**Supplied entries**
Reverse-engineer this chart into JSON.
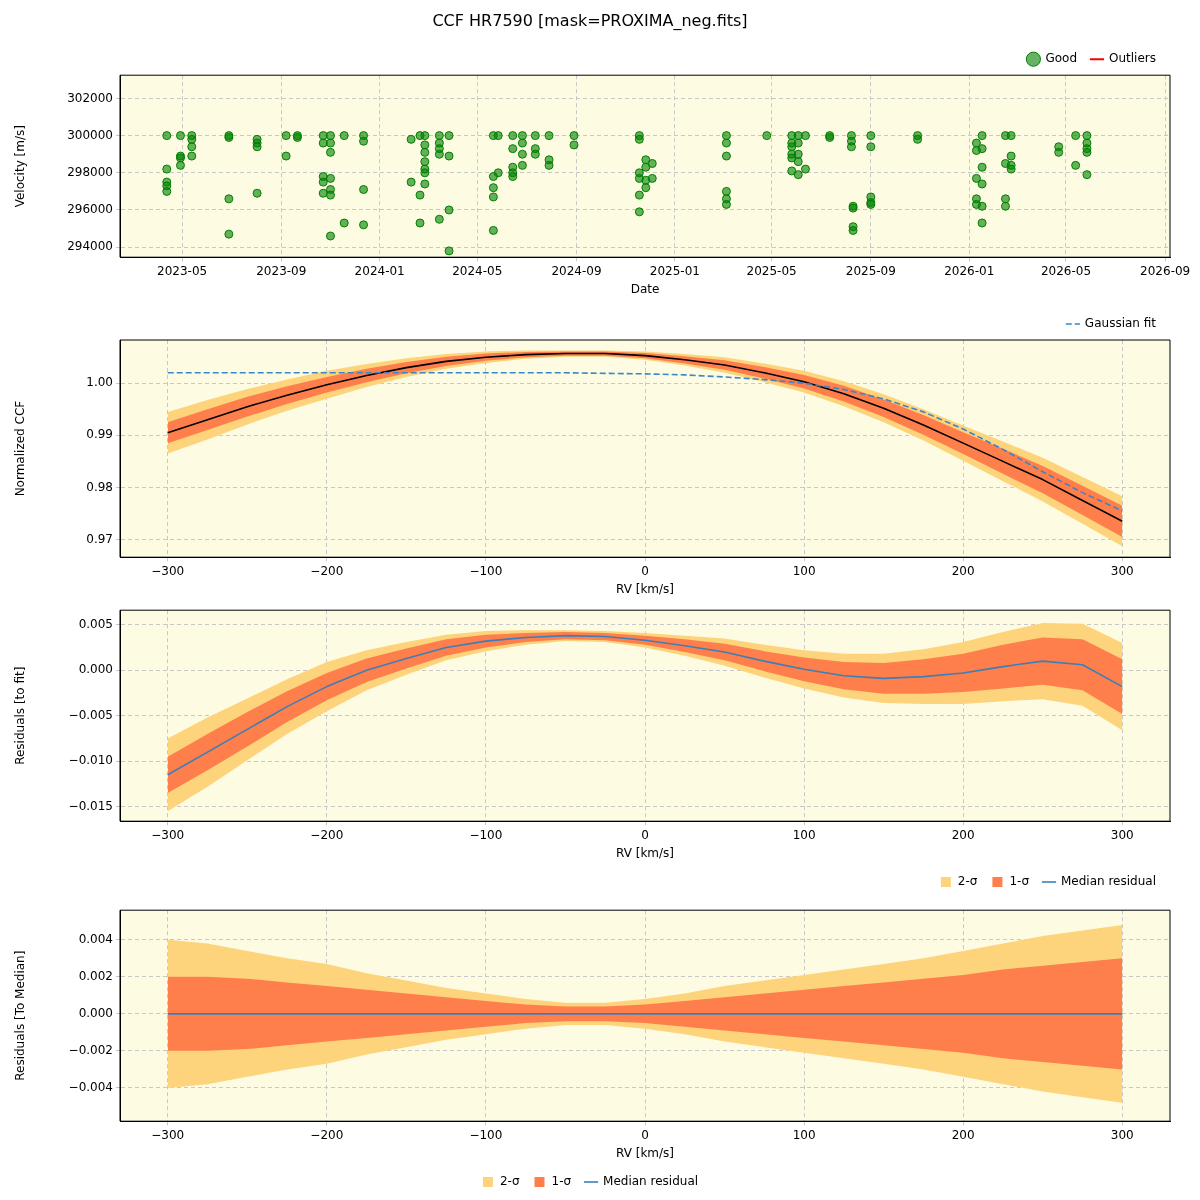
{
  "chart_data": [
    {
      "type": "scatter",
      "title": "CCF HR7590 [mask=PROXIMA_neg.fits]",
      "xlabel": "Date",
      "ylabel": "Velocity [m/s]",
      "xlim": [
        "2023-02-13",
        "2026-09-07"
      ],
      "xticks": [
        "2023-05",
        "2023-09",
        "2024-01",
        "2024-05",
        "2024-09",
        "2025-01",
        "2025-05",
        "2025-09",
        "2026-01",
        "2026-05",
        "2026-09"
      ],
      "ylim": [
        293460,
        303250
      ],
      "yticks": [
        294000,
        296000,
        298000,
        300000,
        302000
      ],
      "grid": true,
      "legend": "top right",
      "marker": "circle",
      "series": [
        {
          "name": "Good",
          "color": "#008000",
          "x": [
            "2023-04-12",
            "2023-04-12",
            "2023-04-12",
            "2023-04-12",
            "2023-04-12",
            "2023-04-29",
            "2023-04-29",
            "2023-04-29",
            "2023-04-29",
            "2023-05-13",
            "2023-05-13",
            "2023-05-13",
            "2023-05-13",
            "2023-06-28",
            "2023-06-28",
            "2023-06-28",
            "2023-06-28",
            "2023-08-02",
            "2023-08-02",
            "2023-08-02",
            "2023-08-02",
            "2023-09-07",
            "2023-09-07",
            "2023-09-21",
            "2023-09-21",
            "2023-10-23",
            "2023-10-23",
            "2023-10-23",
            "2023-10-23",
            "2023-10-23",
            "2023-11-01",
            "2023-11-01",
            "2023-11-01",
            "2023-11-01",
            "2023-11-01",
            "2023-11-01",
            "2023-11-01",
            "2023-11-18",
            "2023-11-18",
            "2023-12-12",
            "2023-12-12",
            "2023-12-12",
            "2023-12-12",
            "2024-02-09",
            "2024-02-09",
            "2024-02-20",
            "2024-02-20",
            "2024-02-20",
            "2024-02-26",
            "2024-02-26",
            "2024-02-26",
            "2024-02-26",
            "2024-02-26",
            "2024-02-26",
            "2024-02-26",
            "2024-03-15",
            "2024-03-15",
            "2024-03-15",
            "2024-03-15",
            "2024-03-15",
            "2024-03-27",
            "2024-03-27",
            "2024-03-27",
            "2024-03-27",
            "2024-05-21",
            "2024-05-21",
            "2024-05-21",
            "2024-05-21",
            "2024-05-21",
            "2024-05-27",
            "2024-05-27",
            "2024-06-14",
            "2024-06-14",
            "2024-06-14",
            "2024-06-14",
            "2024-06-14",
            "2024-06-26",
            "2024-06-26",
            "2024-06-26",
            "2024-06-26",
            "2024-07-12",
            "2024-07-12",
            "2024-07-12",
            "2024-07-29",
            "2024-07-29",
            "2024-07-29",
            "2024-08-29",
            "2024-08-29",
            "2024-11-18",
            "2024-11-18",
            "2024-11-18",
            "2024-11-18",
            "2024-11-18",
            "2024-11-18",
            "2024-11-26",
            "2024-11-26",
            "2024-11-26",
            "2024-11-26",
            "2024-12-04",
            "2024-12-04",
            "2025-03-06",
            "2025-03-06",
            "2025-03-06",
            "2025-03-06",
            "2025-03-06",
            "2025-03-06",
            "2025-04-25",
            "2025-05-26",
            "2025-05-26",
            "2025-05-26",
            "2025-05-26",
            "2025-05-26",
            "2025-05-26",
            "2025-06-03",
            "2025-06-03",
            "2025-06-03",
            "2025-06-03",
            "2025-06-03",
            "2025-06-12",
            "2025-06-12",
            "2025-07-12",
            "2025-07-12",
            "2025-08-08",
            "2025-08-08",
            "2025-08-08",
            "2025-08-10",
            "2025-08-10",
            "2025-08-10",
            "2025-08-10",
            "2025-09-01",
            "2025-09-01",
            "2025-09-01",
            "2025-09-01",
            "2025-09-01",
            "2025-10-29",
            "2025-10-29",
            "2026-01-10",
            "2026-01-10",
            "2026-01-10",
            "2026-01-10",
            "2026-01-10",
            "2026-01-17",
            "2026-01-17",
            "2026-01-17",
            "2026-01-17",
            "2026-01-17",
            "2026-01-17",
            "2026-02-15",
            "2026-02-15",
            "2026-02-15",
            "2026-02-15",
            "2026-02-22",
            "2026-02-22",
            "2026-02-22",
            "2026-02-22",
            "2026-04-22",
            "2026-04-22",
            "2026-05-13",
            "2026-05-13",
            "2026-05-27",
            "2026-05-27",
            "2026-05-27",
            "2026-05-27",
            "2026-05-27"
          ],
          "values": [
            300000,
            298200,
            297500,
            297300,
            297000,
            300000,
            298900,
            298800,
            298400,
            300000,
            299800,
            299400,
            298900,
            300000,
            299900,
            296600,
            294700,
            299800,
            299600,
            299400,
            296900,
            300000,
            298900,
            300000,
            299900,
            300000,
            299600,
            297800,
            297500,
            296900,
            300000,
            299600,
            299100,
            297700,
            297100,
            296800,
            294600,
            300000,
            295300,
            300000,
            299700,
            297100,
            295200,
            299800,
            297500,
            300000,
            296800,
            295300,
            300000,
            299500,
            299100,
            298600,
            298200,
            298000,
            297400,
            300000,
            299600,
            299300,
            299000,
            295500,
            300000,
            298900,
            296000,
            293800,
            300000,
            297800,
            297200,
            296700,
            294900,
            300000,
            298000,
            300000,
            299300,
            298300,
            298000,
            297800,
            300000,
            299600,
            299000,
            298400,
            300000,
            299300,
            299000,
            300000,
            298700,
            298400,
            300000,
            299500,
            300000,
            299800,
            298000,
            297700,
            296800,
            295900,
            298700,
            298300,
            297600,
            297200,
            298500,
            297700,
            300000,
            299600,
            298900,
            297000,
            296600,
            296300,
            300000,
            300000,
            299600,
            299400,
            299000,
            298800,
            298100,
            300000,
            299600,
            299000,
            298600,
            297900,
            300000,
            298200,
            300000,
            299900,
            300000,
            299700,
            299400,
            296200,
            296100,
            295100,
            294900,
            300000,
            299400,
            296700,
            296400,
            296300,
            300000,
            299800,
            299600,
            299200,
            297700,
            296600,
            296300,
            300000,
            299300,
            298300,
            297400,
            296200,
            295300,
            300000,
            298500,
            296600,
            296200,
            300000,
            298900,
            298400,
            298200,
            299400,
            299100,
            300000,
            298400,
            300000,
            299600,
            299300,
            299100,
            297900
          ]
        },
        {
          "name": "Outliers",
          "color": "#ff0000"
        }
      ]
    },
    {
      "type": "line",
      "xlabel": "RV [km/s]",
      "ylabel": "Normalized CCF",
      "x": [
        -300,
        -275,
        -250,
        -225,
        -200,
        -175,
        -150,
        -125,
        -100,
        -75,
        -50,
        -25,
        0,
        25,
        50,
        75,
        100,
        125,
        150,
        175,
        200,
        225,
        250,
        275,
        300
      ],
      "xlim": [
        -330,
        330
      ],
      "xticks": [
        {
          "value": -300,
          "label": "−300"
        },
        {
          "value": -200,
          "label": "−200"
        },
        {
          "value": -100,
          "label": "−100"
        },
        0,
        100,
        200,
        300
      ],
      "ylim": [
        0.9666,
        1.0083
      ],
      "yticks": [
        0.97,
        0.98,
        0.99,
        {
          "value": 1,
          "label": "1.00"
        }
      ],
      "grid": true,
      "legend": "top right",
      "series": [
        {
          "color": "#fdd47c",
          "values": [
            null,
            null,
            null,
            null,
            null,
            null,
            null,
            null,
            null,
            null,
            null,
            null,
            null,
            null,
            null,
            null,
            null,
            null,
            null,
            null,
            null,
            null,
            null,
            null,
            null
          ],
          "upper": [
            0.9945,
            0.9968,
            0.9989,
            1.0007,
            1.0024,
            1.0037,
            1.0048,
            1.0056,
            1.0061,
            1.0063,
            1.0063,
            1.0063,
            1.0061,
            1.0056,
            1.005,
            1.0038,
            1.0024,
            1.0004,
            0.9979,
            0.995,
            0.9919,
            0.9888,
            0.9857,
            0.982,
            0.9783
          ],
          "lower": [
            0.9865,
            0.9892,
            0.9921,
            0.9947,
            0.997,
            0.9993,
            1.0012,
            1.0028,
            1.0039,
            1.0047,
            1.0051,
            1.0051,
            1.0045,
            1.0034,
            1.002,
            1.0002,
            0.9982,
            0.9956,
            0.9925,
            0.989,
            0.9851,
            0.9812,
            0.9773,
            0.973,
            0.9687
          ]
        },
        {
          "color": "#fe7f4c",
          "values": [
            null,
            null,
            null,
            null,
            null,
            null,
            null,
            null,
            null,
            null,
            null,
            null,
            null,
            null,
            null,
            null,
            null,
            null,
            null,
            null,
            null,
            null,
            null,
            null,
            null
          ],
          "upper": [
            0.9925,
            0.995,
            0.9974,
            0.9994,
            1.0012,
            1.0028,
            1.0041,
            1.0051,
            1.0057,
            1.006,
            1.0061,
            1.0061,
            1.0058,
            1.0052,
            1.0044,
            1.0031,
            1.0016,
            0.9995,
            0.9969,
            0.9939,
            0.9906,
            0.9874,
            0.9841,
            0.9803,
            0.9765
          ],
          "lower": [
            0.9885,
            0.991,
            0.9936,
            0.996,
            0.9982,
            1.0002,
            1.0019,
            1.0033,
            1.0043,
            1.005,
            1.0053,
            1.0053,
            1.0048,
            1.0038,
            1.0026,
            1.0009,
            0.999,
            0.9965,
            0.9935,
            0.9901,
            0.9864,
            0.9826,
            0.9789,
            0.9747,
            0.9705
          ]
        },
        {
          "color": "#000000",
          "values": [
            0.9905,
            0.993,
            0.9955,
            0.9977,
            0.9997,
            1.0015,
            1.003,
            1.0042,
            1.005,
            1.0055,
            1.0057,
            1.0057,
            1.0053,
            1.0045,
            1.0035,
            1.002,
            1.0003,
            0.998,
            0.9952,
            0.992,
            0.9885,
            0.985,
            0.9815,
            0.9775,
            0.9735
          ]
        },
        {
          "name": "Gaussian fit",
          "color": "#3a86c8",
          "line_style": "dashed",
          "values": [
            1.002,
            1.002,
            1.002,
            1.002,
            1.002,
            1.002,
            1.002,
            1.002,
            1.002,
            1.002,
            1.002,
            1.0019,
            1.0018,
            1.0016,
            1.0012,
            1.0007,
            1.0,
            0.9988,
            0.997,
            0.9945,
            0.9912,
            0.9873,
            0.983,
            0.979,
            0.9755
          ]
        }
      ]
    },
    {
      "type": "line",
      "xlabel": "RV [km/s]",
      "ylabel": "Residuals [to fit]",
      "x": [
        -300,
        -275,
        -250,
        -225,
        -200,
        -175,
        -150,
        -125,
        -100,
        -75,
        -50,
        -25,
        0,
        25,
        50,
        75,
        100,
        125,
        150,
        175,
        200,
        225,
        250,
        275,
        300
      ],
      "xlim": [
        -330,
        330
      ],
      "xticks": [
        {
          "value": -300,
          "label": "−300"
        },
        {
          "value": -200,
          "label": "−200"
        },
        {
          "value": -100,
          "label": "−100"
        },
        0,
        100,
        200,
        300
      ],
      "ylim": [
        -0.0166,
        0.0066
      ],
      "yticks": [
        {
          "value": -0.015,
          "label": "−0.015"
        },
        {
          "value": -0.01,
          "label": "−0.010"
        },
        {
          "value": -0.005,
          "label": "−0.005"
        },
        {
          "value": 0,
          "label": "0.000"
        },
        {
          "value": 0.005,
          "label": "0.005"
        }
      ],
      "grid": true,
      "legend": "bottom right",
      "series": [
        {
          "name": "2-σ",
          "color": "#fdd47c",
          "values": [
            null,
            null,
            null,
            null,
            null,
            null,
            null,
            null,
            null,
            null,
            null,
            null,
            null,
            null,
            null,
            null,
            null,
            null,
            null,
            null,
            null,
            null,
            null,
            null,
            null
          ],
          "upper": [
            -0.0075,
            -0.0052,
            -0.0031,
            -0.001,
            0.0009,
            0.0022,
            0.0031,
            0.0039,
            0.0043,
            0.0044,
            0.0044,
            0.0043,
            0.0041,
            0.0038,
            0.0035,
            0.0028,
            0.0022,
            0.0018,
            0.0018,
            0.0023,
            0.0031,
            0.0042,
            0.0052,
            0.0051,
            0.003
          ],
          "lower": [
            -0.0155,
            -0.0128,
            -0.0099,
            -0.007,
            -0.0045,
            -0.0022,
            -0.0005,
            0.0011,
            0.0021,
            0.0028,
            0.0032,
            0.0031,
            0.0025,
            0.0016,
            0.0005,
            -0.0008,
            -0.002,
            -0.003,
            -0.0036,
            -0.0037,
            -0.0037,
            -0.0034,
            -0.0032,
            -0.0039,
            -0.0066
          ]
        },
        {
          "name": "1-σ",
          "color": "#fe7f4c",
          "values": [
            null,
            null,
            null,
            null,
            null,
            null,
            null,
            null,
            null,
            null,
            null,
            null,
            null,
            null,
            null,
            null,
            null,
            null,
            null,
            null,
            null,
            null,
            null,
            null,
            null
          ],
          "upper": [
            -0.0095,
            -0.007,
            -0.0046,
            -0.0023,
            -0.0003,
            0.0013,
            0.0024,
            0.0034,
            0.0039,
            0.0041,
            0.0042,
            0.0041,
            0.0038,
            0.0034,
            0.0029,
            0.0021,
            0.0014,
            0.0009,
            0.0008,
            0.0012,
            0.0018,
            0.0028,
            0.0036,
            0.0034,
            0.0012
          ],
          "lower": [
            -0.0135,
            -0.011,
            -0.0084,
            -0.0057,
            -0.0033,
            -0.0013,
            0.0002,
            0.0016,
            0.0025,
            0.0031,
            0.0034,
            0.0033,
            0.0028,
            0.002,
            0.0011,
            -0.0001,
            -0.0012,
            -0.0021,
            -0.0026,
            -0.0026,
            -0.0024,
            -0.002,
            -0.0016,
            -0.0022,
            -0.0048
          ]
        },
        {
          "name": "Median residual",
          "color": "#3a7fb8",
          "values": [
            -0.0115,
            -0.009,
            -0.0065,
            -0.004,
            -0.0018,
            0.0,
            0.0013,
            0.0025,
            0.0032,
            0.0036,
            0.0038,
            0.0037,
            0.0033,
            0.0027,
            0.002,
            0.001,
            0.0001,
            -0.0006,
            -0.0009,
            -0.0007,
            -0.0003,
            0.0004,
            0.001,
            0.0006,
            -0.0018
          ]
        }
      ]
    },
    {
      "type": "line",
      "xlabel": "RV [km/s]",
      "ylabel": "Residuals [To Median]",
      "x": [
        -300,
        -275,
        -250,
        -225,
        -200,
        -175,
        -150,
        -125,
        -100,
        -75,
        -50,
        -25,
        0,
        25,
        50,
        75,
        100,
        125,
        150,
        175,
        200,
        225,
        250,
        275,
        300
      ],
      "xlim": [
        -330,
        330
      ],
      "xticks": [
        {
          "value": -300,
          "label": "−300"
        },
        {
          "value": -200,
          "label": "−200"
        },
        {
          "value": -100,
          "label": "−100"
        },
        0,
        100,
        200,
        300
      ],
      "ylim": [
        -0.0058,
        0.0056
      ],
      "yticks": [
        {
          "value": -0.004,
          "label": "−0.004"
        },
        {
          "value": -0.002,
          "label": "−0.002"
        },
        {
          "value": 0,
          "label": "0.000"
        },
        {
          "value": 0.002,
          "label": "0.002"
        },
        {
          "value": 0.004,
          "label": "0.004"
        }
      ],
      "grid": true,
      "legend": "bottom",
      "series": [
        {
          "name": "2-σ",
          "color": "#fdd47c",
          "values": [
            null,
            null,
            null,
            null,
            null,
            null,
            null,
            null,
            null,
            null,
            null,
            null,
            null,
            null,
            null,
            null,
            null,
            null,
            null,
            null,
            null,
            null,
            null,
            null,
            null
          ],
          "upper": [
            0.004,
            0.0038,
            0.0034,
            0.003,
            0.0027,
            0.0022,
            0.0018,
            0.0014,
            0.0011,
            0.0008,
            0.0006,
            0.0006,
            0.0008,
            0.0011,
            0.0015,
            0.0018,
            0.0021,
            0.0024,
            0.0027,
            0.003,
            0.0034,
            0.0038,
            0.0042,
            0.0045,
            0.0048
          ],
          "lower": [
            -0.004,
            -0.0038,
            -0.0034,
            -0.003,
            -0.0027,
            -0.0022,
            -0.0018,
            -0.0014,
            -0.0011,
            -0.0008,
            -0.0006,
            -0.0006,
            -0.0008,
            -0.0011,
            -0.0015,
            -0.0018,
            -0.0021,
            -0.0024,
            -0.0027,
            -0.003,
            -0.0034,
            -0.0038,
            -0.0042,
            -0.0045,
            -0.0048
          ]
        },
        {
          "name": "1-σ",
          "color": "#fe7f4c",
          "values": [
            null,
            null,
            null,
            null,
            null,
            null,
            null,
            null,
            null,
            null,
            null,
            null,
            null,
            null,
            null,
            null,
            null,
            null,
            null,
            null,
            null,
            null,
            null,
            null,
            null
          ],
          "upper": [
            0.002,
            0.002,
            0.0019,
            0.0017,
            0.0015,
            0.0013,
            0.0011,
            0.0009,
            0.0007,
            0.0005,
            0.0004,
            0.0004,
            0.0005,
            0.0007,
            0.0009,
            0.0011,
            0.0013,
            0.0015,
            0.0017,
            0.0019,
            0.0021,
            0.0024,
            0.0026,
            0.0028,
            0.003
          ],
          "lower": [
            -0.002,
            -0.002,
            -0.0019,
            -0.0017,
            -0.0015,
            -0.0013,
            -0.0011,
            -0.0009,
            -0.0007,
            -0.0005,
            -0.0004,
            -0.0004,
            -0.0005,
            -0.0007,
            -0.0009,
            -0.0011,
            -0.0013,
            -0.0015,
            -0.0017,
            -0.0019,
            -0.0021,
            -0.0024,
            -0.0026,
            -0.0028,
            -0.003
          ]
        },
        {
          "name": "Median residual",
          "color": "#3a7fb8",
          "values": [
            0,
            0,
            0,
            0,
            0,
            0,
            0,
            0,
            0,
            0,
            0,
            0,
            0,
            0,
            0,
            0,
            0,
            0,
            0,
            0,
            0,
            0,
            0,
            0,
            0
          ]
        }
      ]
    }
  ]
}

**What you are asked to do**
From the listing above, find the number of lines with the word "legend" in them. Answer with the number only.

**Answer to the problem**
4